Data for the task>

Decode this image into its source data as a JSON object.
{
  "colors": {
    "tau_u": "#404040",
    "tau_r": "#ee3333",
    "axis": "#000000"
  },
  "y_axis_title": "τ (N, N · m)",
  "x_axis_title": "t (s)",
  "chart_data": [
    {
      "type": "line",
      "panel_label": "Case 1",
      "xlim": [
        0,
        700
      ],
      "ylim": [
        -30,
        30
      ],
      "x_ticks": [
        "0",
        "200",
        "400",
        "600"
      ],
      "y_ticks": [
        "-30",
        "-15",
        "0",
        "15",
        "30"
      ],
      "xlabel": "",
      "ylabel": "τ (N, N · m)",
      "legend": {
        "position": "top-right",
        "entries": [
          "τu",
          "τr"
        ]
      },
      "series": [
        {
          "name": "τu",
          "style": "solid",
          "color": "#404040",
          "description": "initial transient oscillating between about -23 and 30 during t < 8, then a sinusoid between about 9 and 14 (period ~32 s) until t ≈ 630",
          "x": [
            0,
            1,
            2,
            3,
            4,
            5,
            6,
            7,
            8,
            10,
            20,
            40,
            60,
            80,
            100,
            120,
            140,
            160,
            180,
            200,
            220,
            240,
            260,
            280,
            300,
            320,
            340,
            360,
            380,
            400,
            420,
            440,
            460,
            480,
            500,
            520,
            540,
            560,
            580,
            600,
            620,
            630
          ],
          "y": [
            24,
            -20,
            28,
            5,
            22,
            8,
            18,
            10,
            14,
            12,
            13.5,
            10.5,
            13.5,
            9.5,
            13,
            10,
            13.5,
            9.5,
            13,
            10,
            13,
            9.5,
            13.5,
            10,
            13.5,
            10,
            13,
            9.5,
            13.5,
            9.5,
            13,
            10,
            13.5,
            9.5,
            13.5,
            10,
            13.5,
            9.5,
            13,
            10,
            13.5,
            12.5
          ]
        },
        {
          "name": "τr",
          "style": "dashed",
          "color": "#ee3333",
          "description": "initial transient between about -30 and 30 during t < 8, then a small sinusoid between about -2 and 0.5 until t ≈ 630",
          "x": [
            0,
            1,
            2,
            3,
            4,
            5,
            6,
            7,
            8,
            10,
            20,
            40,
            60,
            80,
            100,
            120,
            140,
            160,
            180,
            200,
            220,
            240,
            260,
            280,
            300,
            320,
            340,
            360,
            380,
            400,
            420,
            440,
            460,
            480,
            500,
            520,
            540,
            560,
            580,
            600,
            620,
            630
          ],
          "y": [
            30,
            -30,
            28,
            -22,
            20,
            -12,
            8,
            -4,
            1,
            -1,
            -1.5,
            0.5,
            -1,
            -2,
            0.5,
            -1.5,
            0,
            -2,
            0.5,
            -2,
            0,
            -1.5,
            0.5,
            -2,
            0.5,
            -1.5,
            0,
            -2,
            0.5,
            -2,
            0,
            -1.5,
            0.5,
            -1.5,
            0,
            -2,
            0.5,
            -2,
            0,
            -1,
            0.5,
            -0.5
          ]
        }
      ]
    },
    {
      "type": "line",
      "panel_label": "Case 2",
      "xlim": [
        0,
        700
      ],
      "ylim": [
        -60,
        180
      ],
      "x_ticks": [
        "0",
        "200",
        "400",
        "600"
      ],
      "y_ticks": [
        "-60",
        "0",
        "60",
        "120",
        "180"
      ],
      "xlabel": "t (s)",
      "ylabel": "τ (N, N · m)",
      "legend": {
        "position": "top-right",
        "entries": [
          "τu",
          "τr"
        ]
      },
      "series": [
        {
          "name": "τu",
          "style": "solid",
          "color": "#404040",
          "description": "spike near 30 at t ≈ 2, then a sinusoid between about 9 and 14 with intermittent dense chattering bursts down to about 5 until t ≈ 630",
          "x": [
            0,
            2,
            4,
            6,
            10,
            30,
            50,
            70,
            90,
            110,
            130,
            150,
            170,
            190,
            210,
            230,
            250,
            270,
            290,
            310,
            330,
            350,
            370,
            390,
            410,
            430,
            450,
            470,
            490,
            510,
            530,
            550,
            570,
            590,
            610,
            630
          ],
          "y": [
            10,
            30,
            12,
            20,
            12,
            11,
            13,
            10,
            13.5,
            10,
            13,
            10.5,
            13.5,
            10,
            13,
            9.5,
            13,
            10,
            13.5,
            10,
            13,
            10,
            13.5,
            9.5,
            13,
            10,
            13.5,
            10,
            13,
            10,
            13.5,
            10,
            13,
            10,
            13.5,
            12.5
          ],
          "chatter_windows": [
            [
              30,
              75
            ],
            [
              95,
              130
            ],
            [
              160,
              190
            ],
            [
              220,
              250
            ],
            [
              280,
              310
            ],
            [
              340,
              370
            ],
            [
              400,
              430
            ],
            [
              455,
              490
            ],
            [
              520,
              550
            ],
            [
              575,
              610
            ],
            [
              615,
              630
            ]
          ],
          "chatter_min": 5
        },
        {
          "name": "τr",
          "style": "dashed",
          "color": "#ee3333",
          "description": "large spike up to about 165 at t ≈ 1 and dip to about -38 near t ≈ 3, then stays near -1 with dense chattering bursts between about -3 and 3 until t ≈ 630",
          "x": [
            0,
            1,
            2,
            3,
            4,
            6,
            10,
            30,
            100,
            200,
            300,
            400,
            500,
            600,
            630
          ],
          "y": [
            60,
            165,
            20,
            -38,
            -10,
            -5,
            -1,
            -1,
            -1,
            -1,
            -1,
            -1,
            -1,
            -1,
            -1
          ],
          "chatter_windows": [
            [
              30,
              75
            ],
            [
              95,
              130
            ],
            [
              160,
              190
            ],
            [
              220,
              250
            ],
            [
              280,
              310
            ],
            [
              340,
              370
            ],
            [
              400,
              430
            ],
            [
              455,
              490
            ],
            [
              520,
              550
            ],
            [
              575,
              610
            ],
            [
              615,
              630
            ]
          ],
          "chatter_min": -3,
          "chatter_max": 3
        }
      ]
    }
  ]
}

Exercise>
Find all the lines containing "with" in the material, then copy them.

Expected answer>
          "description": "spike near 30 at t ≈ 2, then a sinusoid between about 9 and 14 with intermittent dense chattering bursts down to about 5 until t ≈ 630",
          "description": "large spike up to about 165 at t ≈ 1 and dip to about -38 near t ≈ 3, then stays near -1 with dense chattering bursts between about -3 and 3 until t ≈ 630",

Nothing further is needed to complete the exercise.